> [BRIEF]:
Tally the lines holding the string "desc" and reply with that number alone.

> [DATA EXCERPTS]:
=-=-=

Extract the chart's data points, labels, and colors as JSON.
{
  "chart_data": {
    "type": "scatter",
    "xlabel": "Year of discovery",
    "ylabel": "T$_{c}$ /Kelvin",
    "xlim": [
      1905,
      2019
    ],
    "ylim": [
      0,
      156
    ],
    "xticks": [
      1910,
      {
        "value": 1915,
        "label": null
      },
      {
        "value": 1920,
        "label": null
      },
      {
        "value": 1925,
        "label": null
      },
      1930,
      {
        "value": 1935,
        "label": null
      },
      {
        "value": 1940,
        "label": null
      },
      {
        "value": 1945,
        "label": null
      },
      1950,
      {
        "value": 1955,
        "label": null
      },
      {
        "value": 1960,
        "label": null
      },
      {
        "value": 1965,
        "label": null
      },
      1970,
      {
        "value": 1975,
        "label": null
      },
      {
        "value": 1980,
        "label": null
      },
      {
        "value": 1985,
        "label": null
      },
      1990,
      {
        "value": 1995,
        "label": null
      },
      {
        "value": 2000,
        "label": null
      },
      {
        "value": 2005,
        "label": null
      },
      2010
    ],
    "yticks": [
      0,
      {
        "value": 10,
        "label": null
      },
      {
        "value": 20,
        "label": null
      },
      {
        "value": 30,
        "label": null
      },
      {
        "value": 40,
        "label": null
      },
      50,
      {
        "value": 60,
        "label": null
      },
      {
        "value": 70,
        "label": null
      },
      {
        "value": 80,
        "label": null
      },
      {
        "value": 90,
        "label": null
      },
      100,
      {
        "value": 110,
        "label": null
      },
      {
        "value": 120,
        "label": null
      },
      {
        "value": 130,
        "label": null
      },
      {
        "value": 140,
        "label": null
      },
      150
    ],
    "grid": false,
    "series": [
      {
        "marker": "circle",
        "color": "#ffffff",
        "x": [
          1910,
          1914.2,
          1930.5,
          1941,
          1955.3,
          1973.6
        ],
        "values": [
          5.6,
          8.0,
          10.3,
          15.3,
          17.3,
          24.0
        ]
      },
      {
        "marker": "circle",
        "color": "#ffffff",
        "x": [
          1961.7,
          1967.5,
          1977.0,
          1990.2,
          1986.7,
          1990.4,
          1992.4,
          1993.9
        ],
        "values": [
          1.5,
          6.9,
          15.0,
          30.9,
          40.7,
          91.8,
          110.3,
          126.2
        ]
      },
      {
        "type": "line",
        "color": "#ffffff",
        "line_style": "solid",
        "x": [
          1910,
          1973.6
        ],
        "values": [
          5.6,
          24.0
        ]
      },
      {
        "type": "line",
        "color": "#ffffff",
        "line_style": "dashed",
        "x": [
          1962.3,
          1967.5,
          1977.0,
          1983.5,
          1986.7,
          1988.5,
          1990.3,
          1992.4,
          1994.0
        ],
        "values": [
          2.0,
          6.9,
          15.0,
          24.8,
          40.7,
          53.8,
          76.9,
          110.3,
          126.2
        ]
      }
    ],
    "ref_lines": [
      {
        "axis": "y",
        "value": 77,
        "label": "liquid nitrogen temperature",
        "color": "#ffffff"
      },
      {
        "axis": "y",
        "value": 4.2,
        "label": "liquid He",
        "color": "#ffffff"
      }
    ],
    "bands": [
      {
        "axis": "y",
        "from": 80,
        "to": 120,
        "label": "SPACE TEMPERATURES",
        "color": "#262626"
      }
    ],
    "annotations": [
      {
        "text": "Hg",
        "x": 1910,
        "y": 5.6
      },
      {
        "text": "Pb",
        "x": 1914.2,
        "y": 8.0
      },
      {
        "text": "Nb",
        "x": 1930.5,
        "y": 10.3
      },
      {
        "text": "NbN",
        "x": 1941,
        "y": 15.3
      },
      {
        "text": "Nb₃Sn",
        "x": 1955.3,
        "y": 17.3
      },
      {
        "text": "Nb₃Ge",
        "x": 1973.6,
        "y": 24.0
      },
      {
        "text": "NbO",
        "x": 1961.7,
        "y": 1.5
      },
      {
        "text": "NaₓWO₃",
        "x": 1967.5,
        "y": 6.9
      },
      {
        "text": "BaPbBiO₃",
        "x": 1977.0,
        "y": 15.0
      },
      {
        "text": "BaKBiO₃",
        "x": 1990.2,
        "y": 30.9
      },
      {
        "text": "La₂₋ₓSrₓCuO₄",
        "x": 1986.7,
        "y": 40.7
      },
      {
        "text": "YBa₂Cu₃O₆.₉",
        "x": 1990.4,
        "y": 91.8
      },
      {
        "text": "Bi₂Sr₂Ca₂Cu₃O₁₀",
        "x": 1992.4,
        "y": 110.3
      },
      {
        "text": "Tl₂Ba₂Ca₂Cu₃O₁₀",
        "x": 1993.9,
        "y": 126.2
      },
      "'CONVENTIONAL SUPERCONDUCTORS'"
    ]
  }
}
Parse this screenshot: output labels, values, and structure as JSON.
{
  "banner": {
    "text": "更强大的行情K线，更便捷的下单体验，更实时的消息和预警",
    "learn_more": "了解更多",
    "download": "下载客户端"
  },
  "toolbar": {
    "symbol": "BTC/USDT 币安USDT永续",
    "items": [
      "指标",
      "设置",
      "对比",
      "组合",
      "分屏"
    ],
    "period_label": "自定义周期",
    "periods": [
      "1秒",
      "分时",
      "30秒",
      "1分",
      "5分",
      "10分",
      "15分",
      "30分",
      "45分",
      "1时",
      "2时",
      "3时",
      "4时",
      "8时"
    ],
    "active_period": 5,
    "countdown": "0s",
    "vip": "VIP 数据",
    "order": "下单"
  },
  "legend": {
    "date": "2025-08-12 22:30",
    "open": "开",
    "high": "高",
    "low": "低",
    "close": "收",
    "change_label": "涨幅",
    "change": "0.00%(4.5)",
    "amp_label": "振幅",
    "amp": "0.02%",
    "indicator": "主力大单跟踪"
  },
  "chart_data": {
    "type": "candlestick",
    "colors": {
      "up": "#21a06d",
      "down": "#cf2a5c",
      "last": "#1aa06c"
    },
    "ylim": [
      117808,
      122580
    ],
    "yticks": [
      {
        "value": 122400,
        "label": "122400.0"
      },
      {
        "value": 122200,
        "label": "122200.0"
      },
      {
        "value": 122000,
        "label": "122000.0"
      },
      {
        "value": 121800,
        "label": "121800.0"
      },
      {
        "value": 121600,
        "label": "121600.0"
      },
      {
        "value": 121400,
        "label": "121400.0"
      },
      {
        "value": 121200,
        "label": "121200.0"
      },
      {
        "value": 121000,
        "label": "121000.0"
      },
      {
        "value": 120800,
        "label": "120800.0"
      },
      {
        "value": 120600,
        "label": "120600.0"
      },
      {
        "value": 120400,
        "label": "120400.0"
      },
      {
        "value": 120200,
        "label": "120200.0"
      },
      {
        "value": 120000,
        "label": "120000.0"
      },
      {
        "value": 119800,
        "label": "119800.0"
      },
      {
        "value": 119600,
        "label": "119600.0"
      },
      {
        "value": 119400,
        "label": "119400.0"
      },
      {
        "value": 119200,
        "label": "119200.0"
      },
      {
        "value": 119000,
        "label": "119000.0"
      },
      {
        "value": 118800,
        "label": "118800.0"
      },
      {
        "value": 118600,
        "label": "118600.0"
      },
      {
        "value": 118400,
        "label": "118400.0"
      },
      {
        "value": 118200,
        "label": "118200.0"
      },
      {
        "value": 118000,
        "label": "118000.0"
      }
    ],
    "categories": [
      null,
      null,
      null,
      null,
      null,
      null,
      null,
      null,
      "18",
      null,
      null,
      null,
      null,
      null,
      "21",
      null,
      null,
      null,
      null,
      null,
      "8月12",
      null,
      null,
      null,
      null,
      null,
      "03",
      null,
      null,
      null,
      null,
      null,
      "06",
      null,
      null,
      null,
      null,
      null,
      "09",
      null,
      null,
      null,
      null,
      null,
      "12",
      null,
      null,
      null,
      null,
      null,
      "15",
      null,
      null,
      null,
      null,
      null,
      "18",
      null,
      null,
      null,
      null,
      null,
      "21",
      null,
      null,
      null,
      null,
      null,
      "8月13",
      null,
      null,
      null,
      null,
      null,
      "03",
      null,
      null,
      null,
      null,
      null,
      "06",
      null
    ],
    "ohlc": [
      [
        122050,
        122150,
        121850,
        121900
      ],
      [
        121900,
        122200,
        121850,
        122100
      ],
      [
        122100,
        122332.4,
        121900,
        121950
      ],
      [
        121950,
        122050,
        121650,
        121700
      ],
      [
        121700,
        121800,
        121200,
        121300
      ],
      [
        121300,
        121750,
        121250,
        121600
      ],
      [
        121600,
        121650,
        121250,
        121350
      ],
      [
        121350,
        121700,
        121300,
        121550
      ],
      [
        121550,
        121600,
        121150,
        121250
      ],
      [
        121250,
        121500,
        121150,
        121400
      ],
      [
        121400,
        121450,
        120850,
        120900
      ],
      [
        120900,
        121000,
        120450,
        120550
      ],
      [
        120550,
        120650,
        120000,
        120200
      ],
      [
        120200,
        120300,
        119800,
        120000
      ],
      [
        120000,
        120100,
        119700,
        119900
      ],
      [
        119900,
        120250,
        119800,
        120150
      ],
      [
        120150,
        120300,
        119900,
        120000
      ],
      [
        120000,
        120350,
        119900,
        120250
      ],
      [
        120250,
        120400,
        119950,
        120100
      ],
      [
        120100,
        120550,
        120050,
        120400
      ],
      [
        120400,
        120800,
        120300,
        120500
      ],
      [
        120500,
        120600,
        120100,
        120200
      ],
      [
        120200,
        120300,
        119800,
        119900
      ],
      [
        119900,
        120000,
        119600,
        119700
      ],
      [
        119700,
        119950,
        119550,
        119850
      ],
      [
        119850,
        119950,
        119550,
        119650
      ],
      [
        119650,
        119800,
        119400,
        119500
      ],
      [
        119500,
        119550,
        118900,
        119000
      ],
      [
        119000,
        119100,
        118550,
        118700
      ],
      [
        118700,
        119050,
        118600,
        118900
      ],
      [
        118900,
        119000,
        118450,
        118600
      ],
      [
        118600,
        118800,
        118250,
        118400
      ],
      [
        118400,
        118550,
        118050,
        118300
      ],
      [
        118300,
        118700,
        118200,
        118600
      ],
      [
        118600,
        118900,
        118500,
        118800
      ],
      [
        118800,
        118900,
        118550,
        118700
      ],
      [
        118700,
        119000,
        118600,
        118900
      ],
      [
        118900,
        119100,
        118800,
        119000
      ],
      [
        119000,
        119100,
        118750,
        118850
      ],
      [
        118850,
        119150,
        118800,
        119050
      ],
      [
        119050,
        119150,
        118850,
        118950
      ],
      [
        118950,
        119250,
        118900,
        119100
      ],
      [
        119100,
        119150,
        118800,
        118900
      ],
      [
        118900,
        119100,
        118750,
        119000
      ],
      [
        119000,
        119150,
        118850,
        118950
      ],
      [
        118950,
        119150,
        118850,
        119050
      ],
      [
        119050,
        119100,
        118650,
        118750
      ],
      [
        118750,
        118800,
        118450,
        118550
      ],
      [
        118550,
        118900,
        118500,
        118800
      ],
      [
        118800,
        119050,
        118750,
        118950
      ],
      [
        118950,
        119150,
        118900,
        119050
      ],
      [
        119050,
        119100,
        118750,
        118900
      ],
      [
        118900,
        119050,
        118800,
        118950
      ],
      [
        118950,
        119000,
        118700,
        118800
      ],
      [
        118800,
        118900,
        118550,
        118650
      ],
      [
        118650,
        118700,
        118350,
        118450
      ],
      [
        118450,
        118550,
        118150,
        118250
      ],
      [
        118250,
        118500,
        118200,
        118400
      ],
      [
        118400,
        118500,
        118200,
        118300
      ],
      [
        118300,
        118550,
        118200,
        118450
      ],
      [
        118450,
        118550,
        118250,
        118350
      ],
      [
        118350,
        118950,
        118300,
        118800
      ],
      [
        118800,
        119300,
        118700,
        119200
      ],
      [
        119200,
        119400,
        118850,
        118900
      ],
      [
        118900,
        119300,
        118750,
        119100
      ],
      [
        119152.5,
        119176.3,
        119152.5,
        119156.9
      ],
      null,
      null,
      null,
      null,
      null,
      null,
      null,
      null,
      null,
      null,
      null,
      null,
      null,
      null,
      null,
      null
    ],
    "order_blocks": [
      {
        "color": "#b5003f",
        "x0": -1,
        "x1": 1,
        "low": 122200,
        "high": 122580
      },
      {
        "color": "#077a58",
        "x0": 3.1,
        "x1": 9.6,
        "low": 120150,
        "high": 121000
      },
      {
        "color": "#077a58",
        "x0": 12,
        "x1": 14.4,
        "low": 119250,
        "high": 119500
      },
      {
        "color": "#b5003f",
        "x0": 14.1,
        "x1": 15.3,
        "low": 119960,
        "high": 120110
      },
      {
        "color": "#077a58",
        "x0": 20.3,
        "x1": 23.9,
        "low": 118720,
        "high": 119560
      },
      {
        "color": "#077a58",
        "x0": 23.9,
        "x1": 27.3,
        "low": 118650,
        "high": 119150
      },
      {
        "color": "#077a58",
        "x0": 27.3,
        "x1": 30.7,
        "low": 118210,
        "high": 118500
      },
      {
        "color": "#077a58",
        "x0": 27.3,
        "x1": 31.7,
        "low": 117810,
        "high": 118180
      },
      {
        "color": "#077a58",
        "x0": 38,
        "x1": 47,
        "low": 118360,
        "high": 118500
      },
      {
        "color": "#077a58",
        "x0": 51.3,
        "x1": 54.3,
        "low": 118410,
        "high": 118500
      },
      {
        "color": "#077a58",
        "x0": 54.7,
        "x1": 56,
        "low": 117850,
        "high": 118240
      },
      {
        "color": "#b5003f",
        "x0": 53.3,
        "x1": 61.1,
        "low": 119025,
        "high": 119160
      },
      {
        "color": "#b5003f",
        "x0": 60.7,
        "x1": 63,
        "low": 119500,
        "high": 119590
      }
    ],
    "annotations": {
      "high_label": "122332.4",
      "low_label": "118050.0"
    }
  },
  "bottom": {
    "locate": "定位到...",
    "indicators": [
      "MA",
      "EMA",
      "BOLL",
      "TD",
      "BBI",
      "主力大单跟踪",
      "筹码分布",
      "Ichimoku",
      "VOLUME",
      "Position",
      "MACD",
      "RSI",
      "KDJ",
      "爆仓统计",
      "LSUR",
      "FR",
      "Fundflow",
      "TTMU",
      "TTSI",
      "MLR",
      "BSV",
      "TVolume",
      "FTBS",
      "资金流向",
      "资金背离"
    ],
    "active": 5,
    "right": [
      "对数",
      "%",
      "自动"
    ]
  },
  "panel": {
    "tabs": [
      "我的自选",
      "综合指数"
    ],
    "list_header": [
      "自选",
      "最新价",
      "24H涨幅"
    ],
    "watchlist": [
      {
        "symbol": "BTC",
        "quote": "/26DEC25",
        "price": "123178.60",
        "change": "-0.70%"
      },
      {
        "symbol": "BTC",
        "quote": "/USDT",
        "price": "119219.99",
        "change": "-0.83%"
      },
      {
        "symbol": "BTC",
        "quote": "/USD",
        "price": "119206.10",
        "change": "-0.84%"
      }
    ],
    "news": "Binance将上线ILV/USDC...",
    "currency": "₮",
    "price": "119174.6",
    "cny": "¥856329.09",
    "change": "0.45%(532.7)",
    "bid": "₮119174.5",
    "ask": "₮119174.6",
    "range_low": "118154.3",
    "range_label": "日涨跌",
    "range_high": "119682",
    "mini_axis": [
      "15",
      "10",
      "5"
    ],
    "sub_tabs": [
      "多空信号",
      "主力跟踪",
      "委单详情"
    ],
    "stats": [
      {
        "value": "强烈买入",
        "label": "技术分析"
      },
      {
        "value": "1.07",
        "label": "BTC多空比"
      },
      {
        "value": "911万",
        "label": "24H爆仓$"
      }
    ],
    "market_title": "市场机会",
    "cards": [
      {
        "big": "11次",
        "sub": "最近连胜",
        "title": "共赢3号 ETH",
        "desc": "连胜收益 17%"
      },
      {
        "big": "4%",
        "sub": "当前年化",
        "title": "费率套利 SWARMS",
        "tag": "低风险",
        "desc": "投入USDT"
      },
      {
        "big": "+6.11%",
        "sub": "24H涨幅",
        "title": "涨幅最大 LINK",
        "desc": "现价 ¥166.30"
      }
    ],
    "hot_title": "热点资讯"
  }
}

=-=-=

> [TASK RESPONSE]:
3